┌──

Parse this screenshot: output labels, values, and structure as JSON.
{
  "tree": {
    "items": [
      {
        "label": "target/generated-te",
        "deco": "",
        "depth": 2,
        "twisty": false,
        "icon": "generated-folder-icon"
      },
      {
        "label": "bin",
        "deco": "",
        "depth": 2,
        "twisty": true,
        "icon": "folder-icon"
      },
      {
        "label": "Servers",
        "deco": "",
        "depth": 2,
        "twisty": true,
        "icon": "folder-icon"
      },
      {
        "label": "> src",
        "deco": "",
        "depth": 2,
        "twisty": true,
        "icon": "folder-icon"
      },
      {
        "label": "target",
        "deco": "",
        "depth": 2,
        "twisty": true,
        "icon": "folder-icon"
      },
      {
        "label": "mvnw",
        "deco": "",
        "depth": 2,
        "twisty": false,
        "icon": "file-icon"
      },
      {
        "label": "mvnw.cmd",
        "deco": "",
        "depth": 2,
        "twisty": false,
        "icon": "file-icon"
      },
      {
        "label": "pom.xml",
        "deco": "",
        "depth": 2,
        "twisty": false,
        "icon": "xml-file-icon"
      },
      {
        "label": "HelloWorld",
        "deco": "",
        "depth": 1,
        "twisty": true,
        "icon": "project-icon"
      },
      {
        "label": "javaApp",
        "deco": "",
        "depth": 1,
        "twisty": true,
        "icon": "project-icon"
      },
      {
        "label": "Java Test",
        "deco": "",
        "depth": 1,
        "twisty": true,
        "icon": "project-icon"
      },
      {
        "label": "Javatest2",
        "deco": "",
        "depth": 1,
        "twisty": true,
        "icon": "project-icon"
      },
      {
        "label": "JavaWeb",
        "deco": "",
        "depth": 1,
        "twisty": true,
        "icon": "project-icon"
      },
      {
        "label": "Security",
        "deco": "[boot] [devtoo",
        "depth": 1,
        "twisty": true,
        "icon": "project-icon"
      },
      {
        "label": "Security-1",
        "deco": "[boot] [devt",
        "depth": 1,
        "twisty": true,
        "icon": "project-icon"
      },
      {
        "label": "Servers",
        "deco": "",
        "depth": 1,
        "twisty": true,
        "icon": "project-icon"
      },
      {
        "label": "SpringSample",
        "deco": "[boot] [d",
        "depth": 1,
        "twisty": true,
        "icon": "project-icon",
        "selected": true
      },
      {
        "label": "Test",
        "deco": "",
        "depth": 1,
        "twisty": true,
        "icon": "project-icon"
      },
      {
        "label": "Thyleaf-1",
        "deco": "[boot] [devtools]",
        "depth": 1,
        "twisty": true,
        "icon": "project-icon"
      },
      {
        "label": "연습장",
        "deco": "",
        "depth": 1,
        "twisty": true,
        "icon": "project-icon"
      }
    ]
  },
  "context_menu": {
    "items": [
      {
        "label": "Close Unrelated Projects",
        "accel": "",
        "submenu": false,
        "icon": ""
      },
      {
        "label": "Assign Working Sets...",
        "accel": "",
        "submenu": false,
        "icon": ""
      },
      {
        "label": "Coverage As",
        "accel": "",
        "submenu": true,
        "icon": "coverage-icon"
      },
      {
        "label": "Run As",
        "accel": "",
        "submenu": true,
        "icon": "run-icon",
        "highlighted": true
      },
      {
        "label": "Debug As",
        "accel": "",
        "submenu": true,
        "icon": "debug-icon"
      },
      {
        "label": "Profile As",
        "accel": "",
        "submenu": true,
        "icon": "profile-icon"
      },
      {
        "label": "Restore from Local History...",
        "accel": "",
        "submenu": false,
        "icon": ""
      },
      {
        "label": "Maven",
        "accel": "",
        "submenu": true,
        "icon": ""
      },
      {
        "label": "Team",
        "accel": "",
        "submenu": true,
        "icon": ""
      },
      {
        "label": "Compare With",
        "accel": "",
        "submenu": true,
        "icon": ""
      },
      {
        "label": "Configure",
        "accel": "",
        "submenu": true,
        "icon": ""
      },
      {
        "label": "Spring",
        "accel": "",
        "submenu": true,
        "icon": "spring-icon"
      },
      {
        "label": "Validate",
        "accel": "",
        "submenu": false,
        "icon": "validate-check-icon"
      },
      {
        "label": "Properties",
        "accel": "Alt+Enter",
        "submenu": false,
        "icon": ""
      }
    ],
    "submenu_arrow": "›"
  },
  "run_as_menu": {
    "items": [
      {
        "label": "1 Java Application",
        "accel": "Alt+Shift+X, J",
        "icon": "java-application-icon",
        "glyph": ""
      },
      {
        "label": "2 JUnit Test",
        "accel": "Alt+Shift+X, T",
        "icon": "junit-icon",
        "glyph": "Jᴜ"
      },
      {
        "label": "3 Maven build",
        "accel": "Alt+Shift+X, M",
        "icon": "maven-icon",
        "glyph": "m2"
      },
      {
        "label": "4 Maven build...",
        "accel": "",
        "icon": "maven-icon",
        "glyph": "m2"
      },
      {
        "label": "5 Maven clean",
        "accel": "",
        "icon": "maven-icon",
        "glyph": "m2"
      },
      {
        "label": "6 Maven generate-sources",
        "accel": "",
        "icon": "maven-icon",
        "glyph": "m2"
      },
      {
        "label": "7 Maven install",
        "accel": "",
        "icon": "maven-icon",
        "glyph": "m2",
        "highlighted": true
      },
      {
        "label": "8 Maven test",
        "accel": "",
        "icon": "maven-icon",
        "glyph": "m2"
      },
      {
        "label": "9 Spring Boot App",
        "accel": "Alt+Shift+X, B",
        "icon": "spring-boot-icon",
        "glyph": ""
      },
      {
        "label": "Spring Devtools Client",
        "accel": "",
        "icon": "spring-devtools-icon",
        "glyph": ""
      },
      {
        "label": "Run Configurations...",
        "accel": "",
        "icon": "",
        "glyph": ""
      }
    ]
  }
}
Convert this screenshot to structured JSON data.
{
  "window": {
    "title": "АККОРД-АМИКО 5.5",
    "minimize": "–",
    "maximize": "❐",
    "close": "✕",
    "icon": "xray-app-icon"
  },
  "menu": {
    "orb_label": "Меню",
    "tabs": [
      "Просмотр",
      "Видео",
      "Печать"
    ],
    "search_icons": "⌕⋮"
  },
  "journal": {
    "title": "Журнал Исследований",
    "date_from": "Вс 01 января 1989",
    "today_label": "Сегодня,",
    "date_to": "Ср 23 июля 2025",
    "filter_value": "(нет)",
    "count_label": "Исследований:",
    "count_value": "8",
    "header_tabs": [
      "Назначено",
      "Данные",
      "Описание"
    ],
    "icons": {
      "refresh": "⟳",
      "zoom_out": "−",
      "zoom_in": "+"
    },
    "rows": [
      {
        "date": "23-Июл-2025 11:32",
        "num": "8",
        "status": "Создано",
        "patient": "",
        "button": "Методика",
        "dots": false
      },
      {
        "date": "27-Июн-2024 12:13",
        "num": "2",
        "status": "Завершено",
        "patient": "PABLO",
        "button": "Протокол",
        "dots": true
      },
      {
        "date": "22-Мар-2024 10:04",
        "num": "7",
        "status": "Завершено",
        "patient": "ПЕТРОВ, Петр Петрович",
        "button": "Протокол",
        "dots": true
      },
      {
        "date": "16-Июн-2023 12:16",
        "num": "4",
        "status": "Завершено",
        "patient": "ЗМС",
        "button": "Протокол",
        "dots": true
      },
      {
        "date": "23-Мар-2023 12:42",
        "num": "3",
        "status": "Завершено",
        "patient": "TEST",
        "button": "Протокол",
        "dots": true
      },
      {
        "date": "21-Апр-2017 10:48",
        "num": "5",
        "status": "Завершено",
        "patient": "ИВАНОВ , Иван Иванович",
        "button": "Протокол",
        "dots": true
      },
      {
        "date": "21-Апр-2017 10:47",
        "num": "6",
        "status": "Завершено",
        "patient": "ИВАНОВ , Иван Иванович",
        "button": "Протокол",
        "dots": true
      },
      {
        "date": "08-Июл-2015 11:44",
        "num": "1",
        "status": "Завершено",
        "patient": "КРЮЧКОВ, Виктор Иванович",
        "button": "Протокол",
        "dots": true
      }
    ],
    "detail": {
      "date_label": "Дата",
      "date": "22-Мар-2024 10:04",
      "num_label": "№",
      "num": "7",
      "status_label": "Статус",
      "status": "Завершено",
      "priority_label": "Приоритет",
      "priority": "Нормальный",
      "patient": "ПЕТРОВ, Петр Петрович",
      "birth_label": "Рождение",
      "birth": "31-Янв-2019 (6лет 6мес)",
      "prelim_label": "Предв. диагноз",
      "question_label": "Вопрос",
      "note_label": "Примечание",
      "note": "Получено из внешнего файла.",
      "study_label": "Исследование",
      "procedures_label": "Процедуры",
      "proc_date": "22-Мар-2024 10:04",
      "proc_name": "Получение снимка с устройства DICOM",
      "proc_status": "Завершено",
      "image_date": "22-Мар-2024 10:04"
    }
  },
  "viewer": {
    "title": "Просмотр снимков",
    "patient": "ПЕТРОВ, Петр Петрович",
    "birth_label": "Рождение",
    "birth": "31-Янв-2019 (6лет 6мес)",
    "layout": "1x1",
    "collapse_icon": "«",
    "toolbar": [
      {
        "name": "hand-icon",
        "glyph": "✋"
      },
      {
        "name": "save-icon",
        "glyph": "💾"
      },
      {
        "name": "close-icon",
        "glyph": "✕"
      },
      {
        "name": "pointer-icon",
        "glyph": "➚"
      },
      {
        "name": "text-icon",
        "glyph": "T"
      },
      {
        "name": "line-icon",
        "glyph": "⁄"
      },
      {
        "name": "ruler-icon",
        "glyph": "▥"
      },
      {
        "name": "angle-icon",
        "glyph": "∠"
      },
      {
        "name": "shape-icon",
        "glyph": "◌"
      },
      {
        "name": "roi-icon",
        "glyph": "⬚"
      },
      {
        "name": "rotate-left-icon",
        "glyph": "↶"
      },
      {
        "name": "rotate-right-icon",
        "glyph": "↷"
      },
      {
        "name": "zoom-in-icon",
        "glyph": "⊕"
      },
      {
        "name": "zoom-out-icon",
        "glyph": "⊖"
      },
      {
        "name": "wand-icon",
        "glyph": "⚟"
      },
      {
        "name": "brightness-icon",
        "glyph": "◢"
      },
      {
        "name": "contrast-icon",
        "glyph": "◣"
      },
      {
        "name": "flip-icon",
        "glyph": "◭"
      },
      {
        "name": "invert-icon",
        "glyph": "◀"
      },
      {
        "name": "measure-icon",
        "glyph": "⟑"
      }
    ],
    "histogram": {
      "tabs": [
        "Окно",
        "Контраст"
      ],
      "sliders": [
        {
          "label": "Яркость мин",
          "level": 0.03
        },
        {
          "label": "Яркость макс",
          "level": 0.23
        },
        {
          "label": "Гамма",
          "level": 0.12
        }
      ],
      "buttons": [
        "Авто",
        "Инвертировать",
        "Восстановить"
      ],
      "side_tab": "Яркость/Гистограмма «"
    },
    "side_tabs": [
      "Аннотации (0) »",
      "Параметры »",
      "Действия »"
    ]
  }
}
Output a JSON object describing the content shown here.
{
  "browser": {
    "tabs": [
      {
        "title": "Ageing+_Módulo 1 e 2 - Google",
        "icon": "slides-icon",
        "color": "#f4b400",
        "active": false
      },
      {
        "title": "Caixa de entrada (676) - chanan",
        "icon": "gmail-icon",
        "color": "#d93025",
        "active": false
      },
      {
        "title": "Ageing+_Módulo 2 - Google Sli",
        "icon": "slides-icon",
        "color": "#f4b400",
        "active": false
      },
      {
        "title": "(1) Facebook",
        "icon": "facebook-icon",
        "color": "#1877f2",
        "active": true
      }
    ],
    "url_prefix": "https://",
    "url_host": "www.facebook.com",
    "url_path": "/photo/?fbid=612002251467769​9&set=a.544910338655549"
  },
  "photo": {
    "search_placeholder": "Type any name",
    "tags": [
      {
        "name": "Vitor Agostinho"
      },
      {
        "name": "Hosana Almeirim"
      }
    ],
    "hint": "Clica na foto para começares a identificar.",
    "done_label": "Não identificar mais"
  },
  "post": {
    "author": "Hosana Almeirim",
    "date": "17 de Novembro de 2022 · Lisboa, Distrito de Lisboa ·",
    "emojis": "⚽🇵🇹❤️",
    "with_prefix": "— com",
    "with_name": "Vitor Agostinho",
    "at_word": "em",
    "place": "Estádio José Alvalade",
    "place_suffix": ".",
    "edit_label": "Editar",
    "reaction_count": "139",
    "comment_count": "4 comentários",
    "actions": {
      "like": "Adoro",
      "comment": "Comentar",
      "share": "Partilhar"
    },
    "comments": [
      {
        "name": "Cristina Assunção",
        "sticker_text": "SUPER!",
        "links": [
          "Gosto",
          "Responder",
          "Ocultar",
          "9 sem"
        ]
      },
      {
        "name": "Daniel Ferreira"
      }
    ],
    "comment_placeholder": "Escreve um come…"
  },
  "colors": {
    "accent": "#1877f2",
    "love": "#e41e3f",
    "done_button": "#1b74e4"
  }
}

└──

## Directions for this task
All lines that include "Shift" are to be gathered and copied.

## Solution for this exercise
        "accel": "Alt+Shift+X, J",
        "accel": "Alt+Shift+X, T",
        "accel": "Alt+Shift+X, M",
        "accel": "Alt+Shift+X, B",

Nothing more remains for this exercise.